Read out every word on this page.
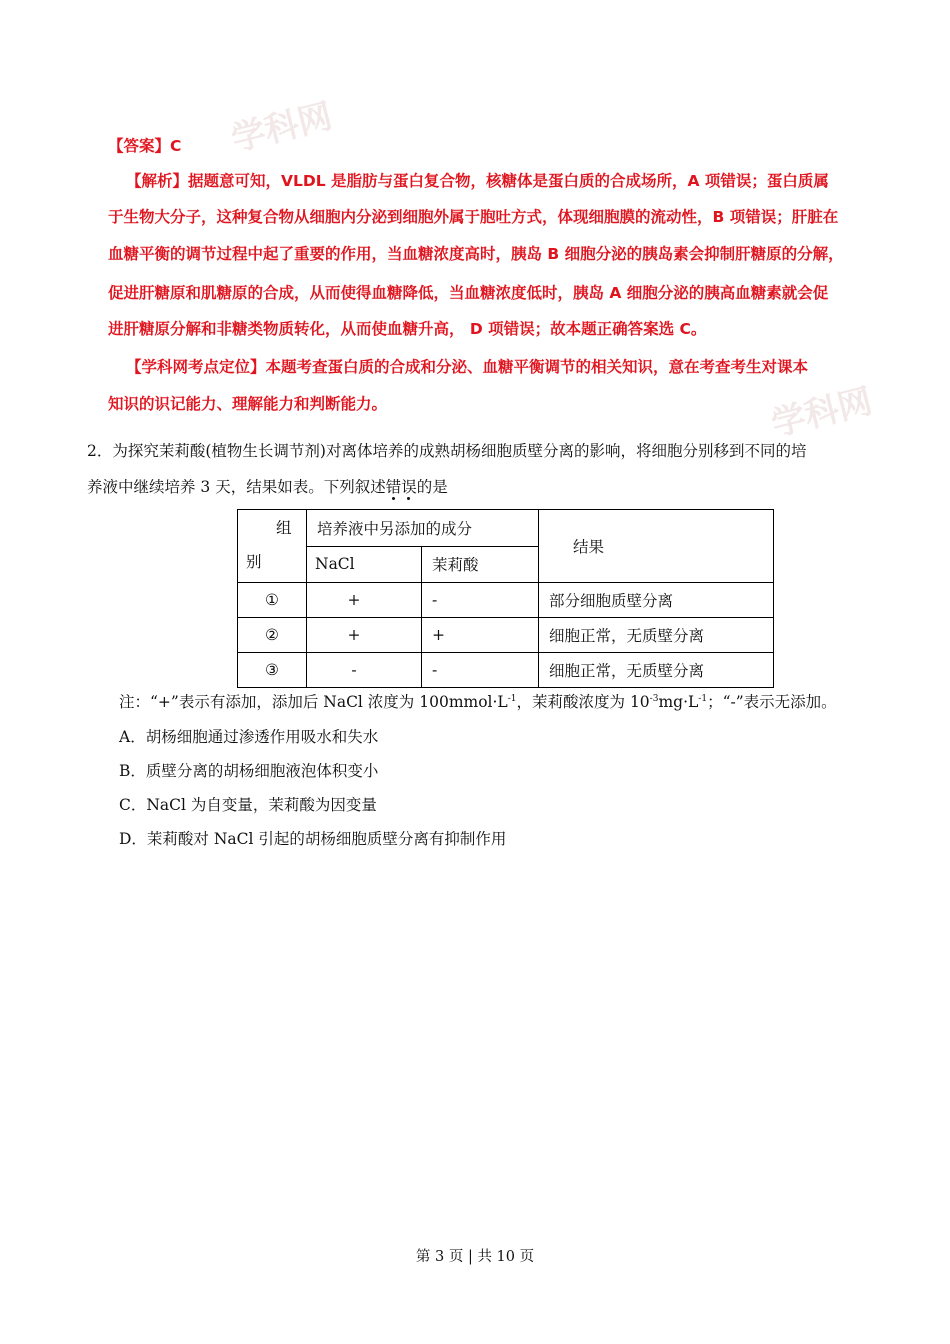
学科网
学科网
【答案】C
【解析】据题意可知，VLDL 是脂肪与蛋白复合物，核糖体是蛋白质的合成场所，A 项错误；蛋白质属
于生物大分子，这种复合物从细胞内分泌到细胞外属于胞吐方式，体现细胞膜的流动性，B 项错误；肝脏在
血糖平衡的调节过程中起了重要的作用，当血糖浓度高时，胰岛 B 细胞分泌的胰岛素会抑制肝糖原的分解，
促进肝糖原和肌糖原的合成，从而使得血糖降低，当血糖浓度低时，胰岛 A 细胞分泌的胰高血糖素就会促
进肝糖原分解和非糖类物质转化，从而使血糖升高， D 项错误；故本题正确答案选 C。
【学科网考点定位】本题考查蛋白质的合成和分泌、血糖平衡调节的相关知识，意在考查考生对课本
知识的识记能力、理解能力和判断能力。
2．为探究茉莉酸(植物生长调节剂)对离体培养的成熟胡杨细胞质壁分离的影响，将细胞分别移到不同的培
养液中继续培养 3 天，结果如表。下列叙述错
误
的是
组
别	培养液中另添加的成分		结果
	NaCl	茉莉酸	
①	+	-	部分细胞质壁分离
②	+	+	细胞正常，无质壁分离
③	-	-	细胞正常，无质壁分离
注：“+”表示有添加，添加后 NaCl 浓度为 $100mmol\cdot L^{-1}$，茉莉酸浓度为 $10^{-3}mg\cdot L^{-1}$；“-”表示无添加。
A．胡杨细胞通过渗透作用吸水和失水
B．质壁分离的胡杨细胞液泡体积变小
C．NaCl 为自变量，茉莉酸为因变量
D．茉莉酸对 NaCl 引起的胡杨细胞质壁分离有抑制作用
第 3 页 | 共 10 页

---

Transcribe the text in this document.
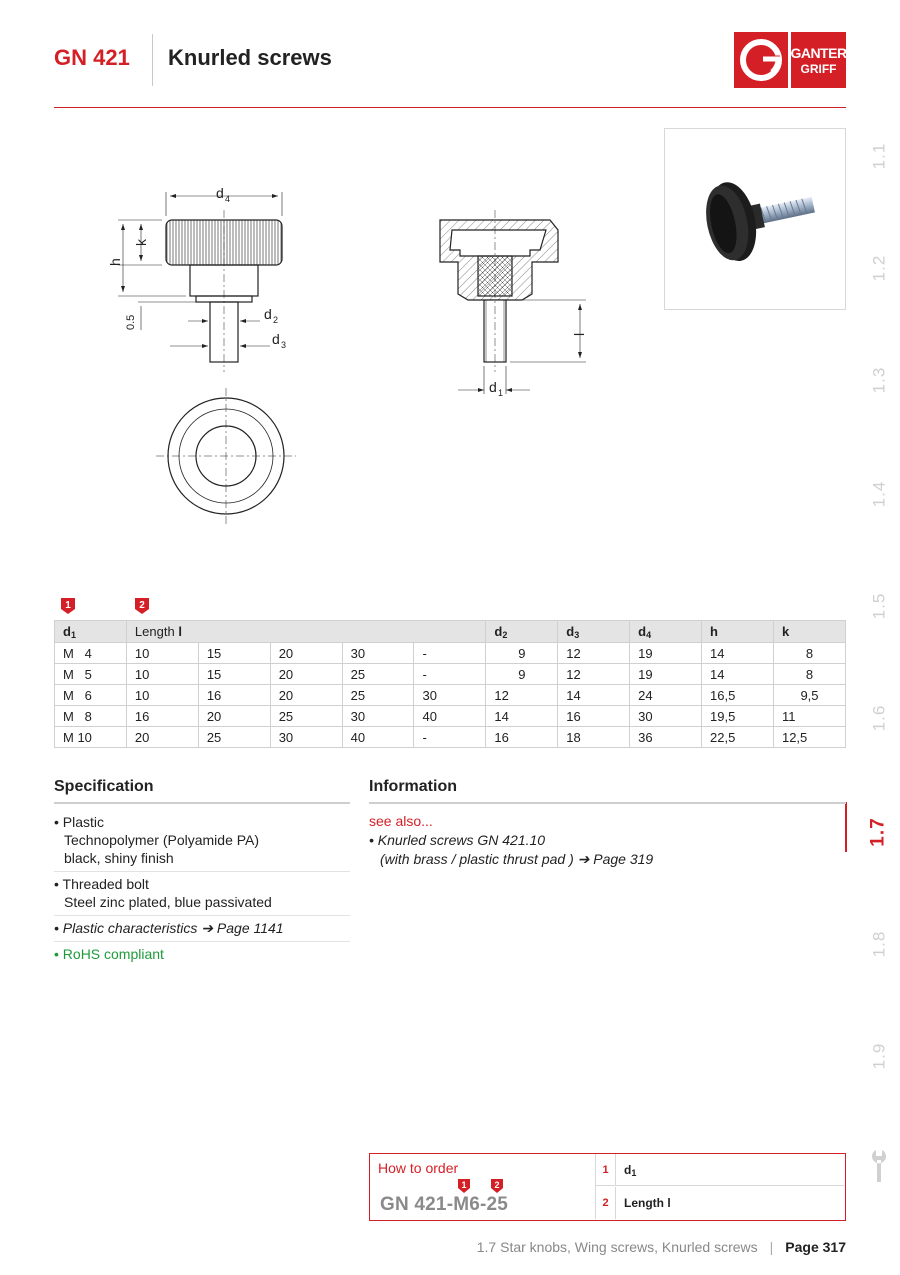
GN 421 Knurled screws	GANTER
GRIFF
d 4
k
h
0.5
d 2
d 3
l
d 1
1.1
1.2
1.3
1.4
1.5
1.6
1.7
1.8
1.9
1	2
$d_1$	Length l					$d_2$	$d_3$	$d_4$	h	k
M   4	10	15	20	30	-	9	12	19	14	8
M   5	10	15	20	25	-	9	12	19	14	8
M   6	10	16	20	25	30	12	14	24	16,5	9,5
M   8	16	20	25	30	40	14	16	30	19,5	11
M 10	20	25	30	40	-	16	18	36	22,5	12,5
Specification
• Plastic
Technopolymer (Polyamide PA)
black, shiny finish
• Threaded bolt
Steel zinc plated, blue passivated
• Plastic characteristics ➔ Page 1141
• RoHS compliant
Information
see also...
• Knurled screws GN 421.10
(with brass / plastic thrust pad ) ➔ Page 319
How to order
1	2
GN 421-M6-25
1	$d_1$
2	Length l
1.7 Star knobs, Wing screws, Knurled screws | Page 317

==

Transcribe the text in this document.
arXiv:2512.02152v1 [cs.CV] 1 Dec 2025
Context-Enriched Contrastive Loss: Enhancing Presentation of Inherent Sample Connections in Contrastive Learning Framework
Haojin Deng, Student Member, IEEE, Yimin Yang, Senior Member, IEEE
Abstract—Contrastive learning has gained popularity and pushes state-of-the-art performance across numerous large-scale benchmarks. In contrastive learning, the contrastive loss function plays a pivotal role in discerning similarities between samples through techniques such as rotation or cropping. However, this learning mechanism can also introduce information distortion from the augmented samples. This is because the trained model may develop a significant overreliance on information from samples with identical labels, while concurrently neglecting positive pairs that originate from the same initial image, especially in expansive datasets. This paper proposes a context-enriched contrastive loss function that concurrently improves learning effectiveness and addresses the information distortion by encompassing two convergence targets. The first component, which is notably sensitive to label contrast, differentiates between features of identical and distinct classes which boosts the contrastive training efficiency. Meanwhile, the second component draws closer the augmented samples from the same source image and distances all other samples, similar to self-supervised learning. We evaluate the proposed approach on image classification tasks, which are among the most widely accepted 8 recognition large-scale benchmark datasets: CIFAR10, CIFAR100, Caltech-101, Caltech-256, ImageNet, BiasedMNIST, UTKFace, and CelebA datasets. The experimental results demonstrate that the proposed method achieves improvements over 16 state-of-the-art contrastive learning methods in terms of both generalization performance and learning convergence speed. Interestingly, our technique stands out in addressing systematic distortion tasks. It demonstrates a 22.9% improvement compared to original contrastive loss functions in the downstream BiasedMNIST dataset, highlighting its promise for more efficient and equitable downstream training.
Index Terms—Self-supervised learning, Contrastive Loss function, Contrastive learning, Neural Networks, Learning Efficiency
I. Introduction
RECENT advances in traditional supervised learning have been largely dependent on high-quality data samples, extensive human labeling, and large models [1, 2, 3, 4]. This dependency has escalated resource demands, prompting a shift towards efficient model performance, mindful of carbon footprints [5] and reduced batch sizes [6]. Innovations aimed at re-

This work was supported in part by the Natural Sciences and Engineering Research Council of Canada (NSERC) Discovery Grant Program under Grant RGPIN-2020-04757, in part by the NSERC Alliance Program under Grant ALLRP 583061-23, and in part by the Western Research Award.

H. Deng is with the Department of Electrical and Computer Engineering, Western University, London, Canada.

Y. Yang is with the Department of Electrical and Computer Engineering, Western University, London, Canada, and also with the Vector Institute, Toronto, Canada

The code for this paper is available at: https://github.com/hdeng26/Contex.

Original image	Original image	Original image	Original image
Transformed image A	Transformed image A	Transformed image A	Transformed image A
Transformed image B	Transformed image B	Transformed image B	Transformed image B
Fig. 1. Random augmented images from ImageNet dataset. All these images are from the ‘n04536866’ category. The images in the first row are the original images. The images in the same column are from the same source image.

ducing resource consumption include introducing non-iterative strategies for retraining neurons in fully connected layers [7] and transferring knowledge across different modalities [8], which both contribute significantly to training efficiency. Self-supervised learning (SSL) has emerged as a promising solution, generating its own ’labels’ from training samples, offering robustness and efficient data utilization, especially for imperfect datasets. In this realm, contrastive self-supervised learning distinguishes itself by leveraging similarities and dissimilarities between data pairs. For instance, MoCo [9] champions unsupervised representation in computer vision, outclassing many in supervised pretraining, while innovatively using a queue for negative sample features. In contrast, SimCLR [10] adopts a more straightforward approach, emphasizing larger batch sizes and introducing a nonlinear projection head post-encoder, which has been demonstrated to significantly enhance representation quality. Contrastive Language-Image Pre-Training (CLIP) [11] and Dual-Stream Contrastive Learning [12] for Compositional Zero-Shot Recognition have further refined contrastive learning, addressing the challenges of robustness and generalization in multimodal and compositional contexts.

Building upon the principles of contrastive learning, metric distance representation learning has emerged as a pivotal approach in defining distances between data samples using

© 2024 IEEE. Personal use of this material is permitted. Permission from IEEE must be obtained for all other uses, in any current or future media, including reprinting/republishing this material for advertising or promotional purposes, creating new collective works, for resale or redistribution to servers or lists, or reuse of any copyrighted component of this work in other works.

Problem details ->
From the listing above, copy out each line where the word "NaCl" appears.

Result for this exercise ->
	NaCl	茉莉酸	
注：“+”表示有添加，添加后 NaCl 浓度为 $100mmol\cdot L^{-1}$，茉莉酸浓度为 $10^{-3}mg\cdot L^{-1}$；“-”表示无添加。
C．NaCl 为自变量，茉莉酸为因变量
D．茉莉酸对 NaCl 引起的胡杨细胞质壁分离有抑制作用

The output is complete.